— BEGIN Provided material —

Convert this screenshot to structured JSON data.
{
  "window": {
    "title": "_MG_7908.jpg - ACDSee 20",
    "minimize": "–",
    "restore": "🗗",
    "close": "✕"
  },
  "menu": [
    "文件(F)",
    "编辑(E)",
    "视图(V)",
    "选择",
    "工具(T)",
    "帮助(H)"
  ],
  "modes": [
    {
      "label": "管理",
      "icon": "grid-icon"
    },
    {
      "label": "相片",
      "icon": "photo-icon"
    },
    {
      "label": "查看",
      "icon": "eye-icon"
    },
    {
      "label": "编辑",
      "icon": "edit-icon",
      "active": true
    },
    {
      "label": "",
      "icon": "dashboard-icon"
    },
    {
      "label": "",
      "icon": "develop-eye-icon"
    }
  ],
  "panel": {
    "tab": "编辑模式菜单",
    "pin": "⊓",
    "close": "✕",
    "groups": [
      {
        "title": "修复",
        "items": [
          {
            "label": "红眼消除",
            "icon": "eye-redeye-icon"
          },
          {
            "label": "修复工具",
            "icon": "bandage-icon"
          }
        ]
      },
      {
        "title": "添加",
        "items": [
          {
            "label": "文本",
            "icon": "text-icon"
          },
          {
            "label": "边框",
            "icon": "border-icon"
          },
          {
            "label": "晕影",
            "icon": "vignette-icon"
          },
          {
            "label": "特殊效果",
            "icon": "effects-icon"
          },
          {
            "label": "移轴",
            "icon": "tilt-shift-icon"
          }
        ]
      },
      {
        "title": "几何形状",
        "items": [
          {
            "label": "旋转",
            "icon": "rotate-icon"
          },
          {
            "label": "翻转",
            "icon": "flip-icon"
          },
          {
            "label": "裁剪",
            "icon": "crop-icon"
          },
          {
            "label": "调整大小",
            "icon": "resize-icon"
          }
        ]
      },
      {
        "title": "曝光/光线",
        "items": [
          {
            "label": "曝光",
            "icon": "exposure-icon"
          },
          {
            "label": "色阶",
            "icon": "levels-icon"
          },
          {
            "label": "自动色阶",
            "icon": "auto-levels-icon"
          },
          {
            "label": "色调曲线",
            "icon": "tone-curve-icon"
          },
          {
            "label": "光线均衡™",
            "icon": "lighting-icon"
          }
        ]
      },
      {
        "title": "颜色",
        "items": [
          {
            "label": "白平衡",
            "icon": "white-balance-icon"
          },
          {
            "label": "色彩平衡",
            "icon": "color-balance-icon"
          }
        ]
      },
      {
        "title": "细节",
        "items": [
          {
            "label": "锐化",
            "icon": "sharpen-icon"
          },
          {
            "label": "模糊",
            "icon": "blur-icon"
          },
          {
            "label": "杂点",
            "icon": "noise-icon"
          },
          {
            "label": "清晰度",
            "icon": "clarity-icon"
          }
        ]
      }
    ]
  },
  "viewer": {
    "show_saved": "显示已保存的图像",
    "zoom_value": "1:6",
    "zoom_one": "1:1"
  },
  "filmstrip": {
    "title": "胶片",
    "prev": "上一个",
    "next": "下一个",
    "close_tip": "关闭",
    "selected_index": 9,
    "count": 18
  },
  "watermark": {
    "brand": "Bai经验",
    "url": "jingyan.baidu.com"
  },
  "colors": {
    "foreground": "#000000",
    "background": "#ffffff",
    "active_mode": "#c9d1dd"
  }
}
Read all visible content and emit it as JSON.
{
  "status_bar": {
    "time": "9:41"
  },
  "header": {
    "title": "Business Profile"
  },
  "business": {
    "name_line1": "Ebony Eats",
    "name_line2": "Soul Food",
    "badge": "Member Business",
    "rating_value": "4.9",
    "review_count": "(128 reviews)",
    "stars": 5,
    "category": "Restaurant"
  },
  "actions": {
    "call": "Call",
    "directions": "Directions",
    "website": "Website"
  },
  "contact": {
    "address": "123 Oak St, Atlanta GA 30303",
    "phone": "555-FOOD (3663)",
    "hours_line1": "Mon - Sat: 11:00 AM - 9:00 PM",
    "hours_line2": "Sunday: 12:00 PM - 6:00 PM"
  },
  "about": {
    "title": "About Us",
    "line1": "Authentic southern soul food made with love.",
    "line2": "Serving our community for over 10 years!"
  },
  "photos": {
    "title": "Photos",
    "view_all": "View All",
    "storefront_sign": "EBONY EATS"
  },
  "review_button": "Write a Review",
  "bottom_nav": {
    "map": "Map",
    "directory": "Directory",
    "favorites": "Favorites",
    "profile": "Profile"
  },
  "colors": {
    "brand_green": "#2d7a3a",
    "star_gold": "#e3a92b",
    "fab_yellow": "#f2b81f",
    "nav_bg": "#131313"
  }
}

— END Provided material —

== Task brief ==
What do the records say? Quote them all exactly.

== Result of the exercise ==
Convert this screenshot to structured JSON data.
{
  "window": {
    "title": "_MG_7908.jpg - ACDSee 20",
    "minimize": "–",
    "restore": "🗗",
    "close": "✕"
  },
  "menu": [
    "文件(F)",
    "编辑(E)",
    "视图(V)",
    "选择",
    "工具(T)",
    "帮助(H)"
  ],
  "modes": [
    {
      "label": "管理",
      "icon": "grid-icon"
    },
    {
      "label": "相片",
      "icon": "photo-icon"
    },
    {
      "label": "查看",
      "icon": "eye-icon"
    },
    {
      "label": "编辑",
      "icon": "edit-icon",
      "active": true
    },
    {
      "label": "",
      "icon": "dashboard-icon"
    },
    {
      "label": "",
      "icon": "develop-eye-icon"
    }
  ],
  "panel": {
    "tab": "编辑模式菜单",
    "pin": "⊓",
    "close": "✕",
    "groups": [
      {
        "title": "修复",
        "items": [
          {
            "label": "红眼消除",
            "icon": "eye-redeye-icon"
          },
          {
            "label": "修复工具",
            "icon": "bandage-icon"
          }
        ]
      },
      {
        "title": "添加",
        "items": [
          {
            "label": "文本",
            "icon": "text-icon"
          },
          {
            "label": "边框",
            "icon": "border-icon"
          },
          {
            "label": "晕影",
            "icon": "vignette-icon"
          },
          {
            "label": "特殊效果",
            "icon": "effects-icon"
          },
          {
            "label": "移轴",
            "icon": "tilt-shift-icon"
          }
        ]
      },
      {
        "title": "几何形状",
        "items": [
          {
            "label": "旋转",
            "icon": "rotate-icon"
          },
          {
            "label": "翻转",
            "icon": "flip-icon"
          },
          {
            "label": "裁剪",
            "icon": "crop-icon"
          },
          {
            "label": "调整大小",
            "icon": "resize-icon"
          }
        ]
      },
      {
        "title": "曝光/光线",
        "items": [
          {
            "label": "曝光",
            "icon": "exposure-icon"
          },
          {
            "label": "色阶",
            "icon": "levels-icon"
          },
          {
            "label": "自动色阶",
            "icon": "auto-levels-icon"
          },
          {
            "label": "色调曲线",
            "icon": "tone-curve-icon"
          },
          {
            "label": "光线均衡™",
            "icon": "lighting-icon"
          }
        ]
      },
      {
        "title": "颜色",
        "items": [
          {
            "label": "白平衡",
            "icon": "white-balance-icon"
          },
          {
            "label": "色彩平衡",
            "icon": "color-balance-icon"
          }
        ]
      },
      {
        "title": "细节",
        "items": [
          {
            "label": "锐化",
            "icon": "sharpen-icon"
          },
          {
            "label": "模糊",
            "icon": "blur-icon"
          },
          {
            "label": "杂点",
            "icon": "noise-icon"
          },
          {
            "label": "清晰度",
            "icon": "clarity-icon"
          }
        ]
      }
    ]
  },
  "viewer": {
    "show_saved": "显示已保存的图像",
    "zoom_value": "1:6",
    "zoom_one": "1:1"
  },
  "filmstrip": {
    "title": "胶片",
    "prev": "上一个",
    "next": "下一个",
    "close_tip": "关闭",
    "selected_index": 9,
    "count": 18
  },
  "watermark": {
    "brand": "Bai经验",
    "url": "jingyan.baidu.com"
  },
  "colors": {
    "foreground": "#000000",
    "background": "#ffffff",
    "active_mode": "#c9d1dd"
  }
}
Read all visible content and emit it as JSON.
{
  "status_bar": {
    "time": "9:41"
  },
  "header": {
    "title": "Business Profile"
  },
  "business": {
    "name_line1": "Ebony Eats",
    "name_line2": "Soul Food",
    "badge": "Member Business",
    "rating_value": "4.9",
    "review_count": "(128 reviews)",
    "stars": 5,
    "category": "Restaurant"
  },
  "actions": {
    "call": "Call",
    "directions": "Directions",
    "website": "Website"
  },
  "contact": {
    "address": "123 Oak St, Atlanta GA 30303",
    "phone": "555-FOOD (3663)",
    "hours_line1": "Mon - Sat: 11:00 AM - 9:00 PM",
    "hours_line2": "Sunday: 12:00 PM - 6:00 PM"
  },
  "about": {
    "title": "About Us",
    "line1": "Authentic southern soul food made with love.",
    "line2": "Serving our community for over 10 years!"
  },
  "photos": {
    "title": "Photos",
    "view_all": "View All",
    "storefront_sign": "EBONY EATS"
  },
  "review_button": "Write a Review",
  "bottom_nav": {
    "map": "Map",
    "directory": "Directory",
    "favorites": "Favorites",
    "profile": "Profile"
  },
  "colors": {
    "brand_green": "#2d7a3a",
    "star_gold": "#e3a92b",
    "fab_yellow": "#f2b81f",
    "nav_bg": "#131313"
  }
}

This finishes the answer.